__What the task asks__.
Among the lines below, how many carry the string "Grey"? Reply with a number and nothing else.

━━ Data

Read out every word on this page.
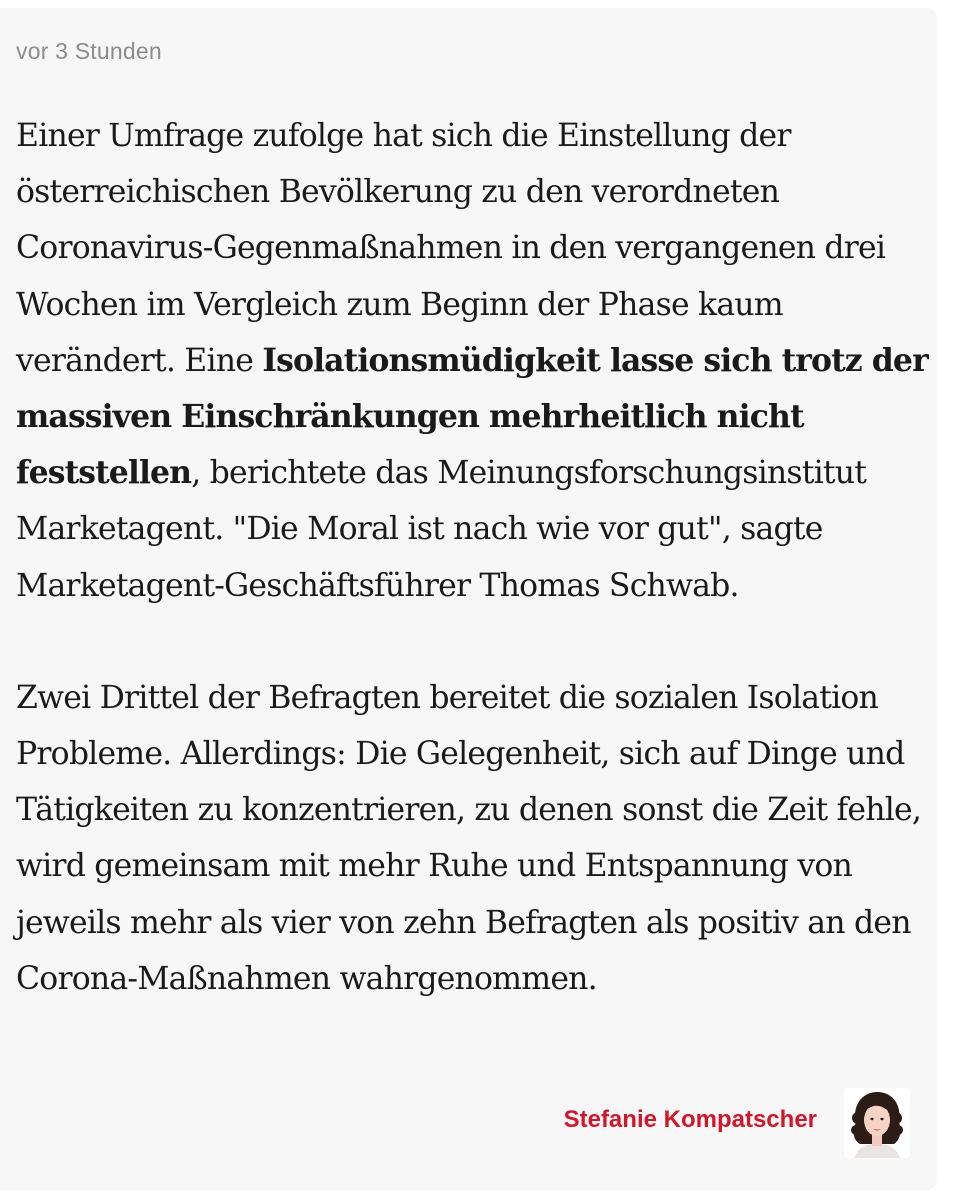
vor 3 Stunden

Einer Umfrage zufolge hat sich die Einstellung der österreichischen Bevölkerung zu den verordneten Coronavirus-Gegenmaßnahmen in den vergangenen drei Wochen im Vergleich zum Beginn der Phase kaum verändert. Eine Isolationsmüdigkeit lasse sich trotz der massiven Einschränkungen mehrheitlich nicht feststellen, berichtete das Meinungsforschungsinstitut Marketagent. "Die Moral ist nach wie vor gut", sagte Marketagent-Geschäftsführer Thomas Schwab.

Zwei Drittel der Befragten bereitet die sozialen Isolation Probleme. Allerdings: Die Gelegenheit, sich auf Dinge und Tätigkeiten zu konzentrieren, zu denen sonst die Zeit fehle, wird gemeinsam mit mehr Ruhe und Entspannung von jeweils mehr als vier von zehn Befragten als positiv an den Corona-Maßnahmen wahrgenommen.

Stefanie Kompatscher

━━━━
━━ Data

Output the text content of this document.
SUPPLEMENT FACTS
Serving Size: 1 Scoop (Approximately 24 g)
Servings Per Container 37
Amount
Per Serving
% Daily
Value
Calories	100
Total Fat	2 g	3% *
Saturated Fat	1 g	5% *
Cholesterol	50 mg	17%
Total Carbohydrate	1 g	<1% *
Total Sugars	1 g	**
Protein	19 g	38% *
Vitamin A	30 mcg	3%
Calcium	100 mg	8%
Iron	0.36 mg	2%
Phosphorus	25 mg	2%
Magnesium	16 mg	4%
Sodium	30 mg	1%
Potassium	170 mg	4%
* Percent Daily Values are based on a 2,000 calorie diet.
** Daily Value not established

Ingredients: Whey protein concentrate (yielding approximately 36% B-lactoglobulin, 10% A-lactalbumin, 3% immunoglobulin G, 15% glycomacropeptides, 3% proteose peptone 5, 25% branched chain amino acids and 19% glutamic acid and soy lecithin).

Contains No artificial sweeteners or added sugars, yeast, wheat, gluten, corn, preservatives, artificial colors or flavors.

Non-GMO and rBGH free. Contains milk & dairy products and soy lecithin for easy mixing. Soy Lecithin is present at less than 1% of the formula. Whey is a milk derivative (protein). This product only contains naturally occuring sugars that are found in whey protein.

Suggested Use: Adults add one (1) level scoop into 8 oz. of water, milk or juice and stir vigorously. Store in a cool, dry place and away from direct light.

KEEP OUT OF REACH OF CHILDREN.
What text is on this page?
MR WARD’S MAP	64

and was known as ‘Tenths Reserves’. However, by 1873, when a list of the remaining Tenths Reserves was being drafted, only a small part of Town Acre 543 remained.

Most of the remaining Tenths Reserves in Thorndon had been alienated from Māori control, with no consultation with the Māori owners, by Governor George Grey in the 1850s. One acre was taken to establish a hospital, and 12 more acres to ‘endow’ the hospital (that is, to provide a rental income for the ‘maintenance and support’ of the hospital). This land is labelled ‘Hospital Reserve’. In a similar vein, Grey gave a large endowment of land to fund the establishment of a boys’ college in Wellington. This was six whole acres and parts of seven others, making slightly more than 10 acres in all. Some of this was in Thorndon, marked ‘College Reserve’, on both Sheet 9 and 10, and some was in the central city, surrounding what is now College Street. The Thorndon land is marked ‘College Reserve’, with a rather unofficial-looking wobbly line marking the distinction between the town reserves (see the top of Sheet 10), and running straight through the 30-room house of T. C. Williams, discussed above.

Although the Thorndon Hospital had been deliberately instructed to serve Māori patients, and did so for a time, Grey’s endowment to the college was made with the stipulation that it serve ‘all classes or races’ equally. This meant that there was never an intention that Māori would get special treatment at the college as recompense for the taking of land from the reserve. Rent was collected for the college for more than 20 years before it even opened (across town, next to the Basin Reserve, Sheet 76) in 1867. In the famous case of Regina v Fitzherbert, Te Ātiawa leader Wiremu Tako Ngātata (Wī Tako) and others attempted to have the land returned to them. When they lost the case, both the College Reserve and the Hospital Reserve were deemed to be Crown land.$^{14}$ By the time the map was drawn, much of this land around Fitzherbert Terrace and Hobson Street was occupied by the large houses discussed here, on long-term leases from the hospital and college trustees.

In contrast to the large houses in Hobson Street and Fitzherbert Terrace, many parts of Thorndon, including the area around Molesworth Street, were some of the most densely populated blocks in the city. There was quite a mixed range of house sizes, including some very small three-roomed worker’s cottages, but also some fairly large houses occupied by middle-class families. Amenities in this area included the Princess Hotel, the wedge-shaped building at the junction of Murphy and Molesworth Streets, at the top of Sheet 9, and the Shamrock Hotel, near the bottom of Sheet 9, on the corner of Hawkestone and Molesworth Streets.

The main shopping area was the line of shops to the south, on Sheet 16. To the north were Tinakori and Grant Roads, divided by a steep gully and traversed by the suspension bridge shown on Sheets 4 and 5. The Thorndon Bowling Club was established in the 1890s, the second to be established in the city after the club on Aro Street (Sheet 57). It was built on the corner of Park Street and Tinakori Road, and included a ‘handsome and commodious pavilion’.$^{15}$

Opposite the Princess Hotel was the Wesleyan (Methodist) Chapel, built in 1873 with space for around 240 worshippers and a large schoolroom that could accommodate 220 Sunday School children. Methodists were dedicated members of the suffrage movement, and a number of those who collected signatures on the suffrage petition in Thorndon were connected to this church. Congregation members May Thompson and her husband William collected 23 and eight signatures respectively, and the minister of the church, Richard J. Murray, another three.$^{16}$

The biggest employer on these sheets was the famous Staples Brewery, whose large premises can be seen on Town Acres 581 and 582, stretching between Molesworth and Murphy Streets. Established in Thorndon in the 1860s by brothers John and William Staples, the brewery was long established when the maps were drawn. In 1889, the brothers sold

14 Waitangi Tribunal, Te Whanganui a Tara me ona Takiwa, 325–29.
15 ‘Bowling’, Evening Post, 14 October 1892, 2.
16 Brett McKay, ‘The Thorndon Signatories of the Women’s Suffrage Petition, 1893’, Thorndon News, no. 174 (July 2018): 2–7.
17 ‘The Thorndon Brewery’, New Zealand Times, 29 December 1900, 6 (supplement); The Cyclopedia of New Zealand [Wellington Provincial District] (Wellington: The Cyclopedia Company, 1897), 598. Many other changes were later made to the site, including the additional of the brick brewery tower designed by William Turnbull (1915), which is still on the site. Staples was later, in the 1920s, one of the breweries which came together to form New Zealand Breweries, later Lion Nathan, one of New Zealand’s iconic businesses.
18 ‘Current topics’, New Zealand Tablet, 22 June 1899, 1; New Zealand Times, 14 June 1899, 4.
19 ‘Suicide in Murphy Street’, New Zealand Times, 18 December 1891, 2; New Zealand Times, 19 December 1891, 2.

━━━━
━━ Data

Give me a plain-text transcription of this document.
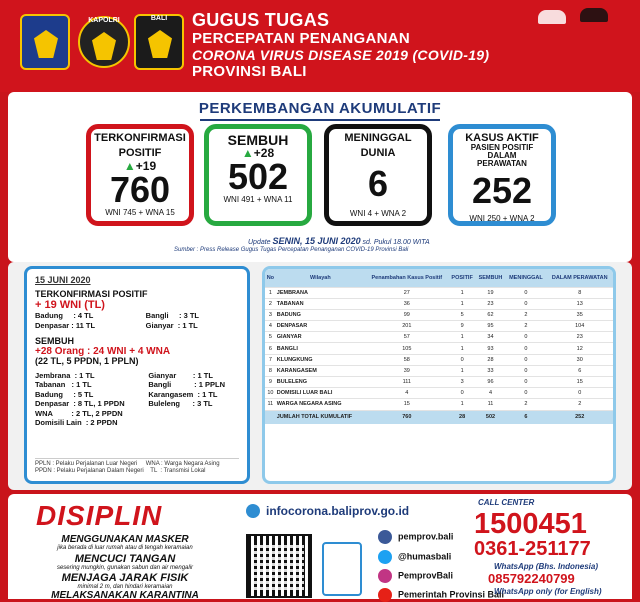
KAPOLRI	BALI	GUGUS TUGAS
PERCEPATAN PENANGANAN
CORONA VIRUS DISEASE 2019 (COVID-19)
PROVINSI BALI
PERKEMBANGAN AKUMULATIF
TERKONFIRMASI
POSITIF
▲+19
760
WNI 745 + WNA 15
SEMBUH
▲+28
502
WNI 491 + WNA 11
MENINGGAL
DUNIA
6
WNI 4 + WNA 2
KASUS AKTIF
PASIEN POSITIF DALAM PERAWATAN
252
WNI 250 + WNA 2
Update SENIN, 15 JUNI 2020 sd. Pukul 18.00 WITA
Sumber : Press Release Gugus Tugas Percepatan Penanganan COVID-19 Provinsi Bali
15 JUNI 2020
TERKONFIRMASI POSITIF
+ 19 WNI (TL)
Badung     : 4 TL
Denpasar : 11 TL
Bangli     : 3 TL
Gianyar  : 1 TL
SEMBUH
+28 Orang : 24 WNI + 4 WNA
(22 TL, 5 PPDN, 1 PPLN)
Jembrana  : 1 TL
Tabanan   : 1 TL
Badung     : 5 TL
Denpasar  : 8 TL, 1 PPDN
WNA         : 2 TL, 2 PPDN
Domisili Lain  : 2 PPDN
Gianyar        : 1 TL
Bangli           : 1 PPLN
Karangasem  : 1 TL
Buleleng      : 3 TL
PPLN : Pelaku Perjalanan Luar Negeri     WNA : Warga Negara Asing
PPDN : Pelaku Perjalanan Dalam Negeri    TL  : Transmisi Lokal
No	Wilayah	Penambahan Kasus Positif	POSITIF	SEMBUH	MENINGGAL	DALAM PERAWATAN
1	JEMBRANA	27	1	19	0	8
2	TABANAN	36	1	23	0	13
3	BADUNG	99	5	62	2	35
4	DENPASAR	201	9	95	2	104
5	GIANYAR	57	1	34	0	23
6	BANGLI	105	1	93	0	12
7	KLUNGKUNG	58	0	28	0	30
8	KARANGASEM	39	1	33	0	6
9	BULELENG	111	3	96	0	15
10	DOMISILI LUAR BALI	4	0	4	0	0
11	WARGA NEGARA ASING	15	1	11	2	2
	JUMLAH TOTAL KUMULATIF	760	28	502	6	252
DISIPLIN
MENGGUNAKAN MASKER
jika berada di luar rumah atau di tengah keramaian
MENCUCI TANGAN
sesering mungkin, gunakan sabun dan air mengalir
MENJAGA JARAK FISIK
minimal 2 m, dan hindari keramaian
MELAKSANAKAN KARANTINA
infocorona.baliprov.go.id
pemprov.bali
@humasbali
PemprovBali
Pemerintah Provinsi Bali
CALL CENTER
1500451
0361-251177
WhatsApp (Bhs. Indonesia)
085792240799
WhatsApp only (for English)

━━━━

__Exercise response__.
2